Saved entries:
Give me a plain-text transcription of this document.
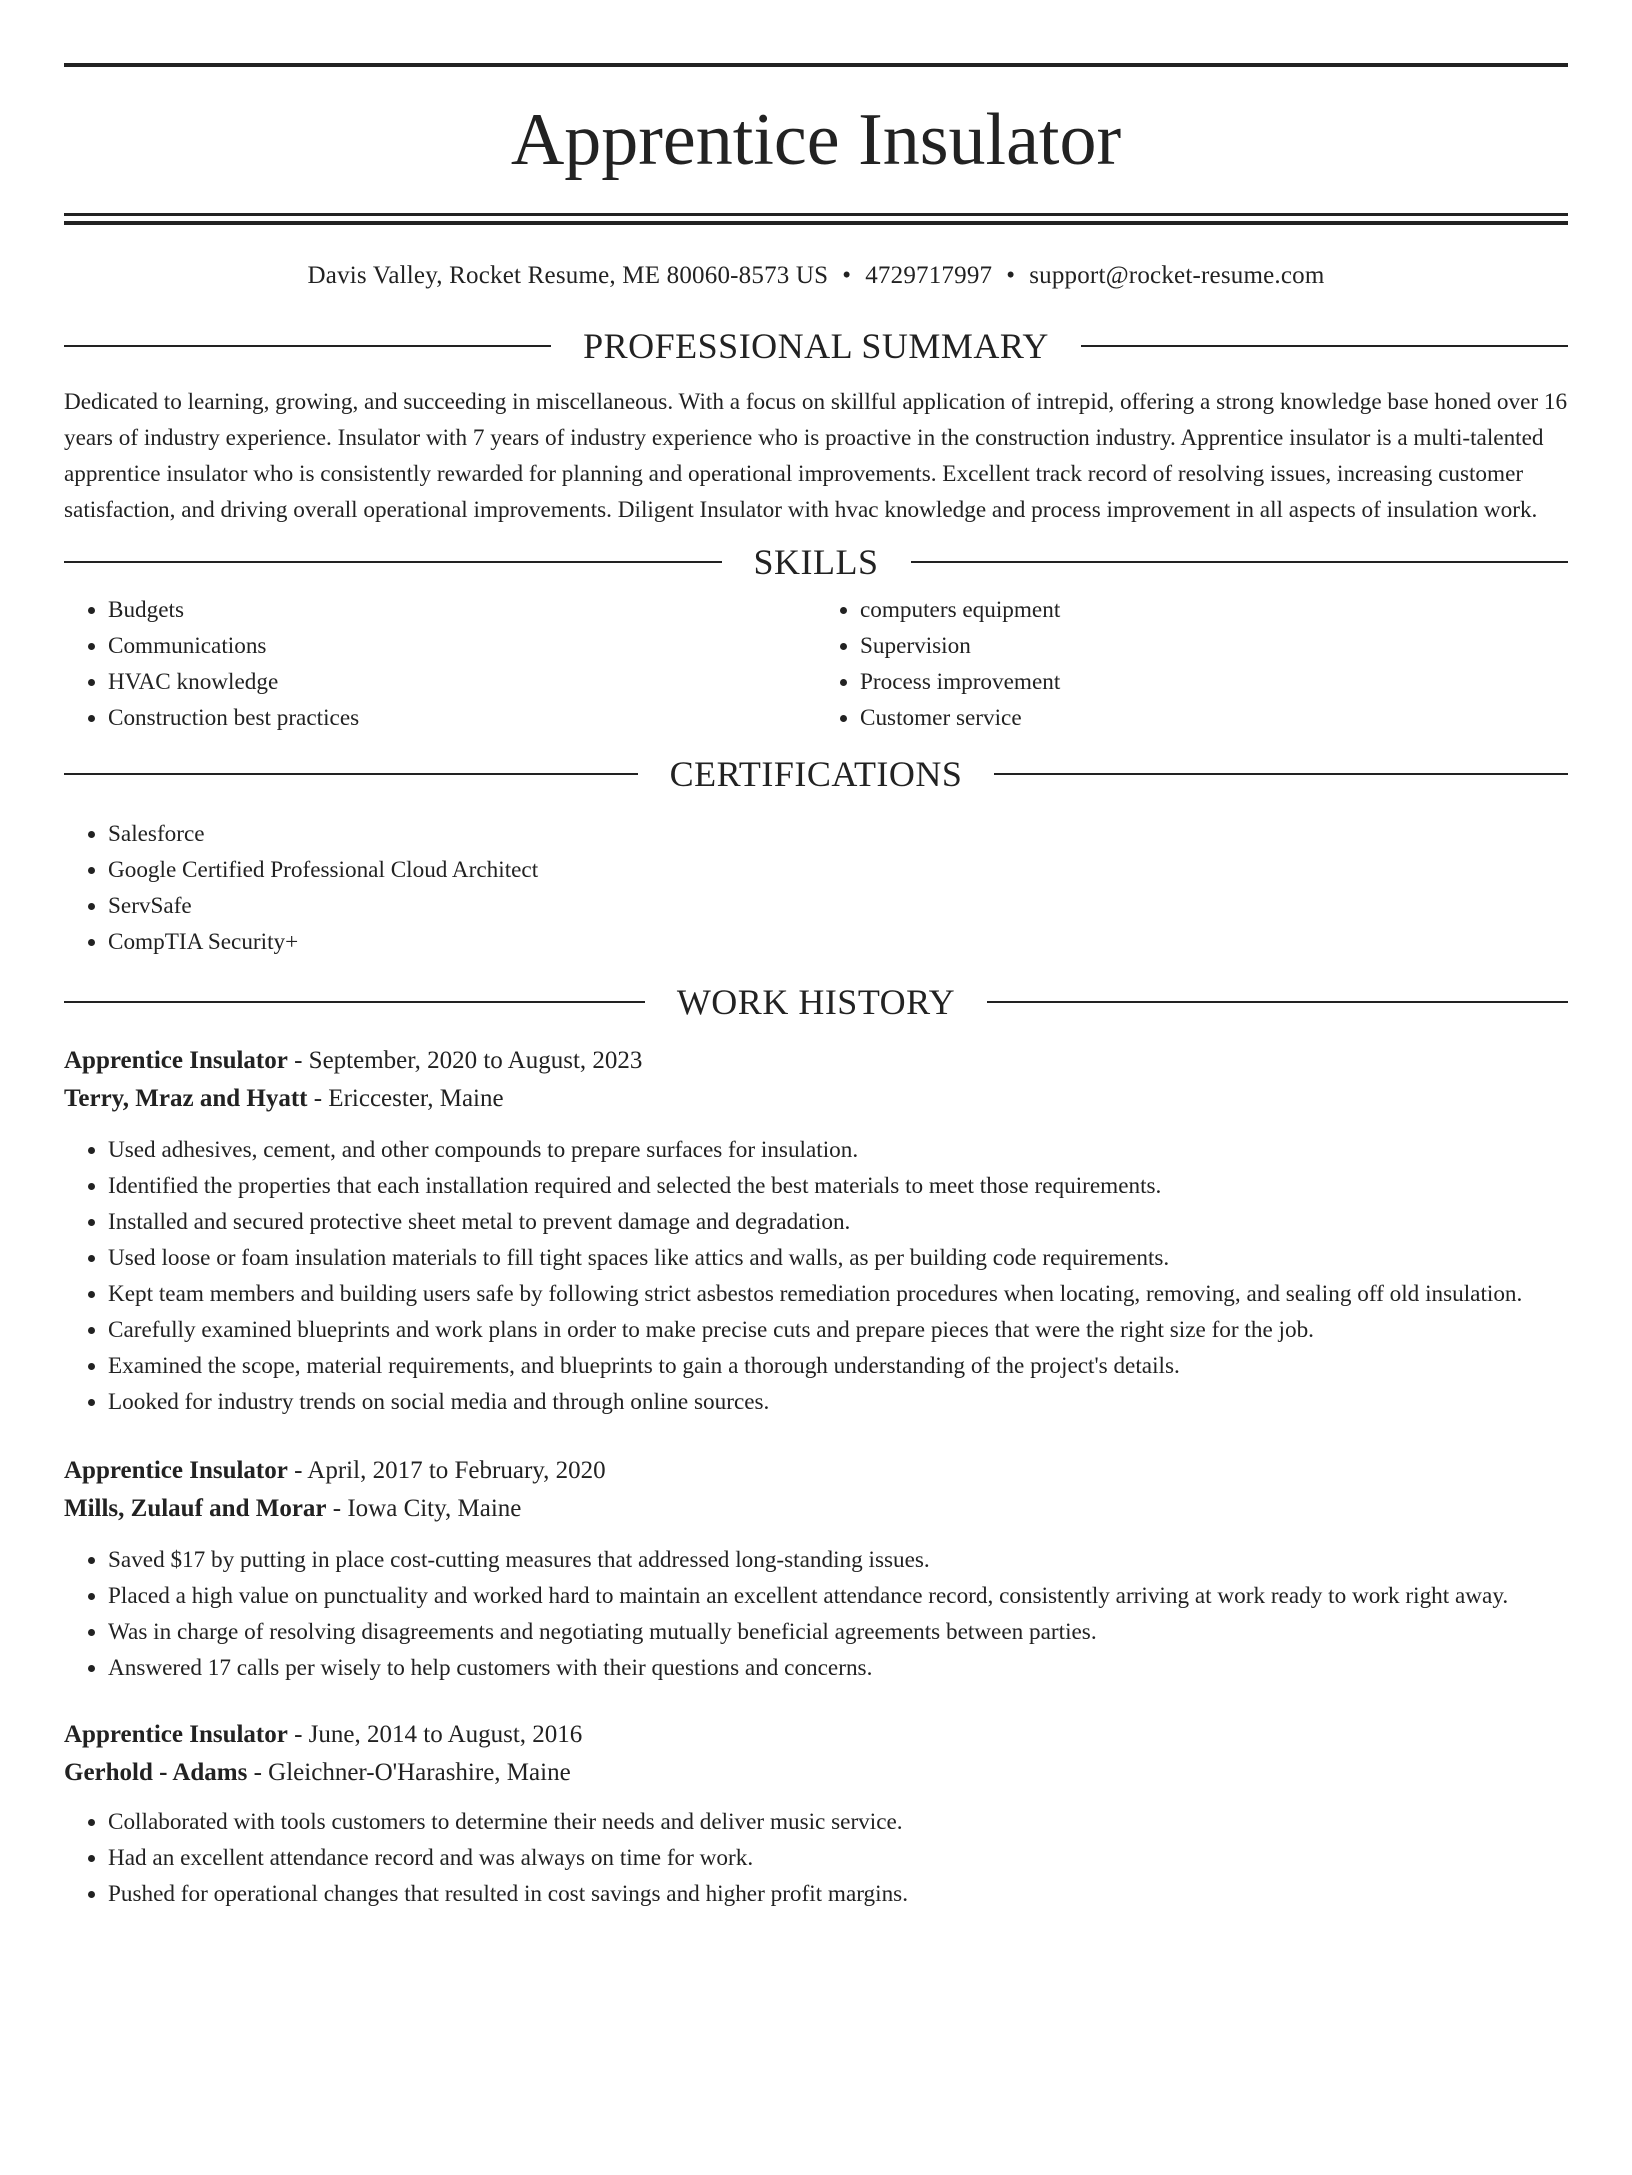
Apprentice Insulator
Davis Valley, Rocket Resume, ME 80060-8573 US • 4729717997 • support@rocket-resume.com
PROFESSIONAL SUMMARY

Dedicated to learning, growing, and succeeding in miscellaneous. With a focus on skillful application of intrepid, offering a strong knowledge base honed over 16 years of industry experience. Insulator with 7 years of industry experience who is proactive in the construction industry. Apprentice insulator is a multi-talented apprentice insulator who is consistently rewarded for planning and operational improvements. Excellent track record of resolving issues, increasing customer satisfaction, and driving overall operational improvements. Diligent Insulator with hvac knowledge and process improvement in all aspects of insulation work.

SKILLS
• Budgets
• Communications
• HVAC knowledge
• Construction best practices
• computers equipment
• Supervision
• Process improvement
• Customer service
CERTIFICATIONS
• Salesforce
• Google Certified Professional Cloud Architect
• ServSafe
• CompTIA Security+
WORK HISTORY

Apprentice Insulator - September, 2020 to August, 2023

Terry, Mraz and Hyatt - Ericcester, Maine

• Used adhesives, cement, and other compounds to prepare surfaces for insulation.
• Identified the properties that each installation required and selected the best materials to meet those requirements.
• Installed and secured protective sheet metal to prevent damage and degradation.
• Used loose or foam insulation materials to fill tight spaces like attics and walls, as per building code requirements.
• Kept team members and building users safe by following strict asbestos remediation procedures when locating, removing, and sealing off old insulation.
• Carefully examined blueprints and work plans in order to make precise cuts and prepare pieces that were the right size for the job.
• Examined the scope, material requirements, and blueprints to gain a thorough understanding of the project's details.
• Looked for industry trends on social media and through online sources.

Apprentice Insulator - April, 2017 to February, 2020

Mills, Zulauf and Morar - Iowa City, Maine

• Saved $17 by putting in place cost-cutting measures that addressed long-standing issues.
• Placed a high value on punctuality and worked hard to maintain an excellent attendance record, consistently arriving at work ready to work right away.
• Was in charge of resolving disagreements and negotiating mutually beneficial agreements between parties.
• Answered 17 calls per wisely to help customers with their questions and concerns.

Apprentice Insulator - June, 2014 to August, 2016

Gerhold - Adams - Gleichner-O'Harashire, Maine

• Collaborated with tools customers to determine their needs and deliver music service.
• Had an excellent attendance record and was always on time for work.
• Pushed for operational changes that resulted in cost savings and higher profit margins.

...

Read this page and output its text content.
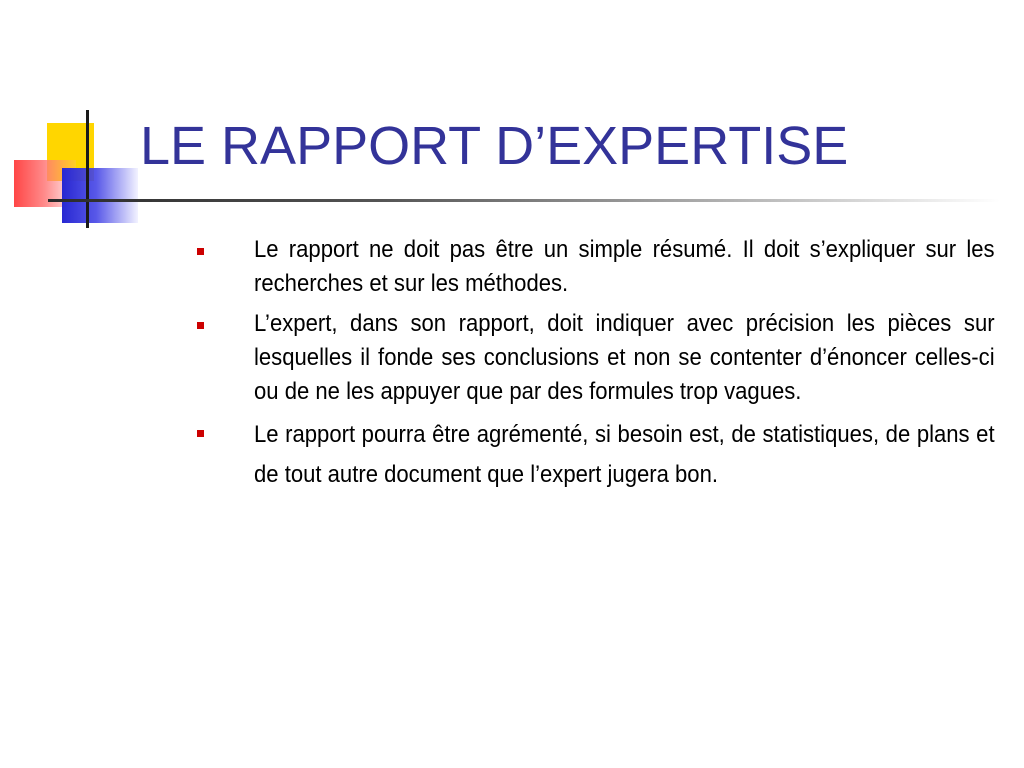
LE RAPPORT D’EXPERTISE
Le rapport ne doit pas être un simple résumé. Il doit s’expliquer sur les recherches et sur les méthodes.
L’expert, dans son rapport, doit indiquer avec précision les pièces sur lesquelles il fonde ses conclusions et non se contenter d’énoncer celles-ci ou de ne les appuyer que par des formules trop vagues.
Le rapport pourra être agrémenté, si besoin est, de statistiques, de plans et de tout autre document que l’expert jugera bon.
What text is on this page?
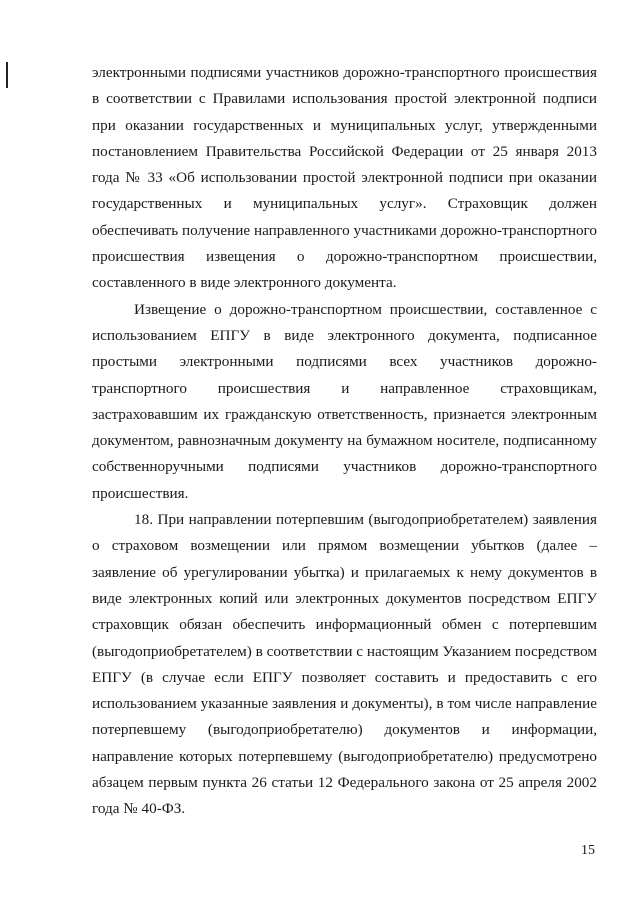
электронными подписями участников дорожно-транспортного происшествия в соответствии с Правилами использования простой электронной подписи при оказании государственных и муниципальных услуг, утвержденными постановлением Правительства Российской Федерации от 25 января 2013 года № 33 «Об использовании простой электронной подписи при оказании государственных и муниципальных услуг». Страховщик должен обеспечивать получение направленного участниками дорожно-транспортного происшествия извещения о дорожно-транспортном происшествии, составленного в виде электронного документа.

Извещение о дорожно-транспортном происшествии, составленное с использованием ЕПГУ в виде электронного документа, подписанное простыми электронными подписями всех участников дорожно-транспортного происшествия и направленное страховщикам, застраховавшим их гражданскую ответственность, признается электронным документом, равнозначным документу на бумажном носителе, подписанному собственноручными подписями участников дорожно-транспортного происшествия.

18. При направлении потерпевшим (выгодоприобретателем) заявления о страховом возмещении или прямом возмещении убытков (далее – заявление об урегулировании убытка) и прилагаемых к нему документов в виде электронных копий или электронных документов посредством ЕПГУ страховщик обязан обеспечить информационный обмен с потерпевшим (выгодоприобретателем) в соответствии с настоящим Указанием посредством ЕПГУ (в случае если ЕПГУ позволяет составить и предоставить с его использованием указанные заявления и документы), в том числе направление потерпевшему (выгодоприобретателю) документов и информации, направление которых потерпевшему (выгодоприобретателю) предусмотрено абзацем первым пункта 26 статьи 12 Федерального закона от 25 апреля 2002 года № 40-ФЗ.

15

## WORK TO COMPLETE
In the material above, show every line where the word "Insulator" turns up.

## ANSWER BELOW
Apprentice Insulator
Dedicated to learning, growing, and succeeding in miscellaneous. With a focus on skillful application of intrepid, offering a strong knowledge base honed over 16 years of industry experience. Insulator with 7 years of industry experience who is proactive in the construction industry. Apprentice insulator is a multi-talented apprentice insulator who is consistently rewarded for planning and operational improvements. Excellent track record of resolving issues, increasing customer satisfaction, and driving overall operational improvements. Diligent Insulator with hvac knowledge and process improvement in all aspects of insulation work.
Apprentice Insulator - September, 2020 to August, 2023
Apprentice Insulator - April, 2017 to February, 2020
Apprentice Insulator - June, 2014 to August, 2016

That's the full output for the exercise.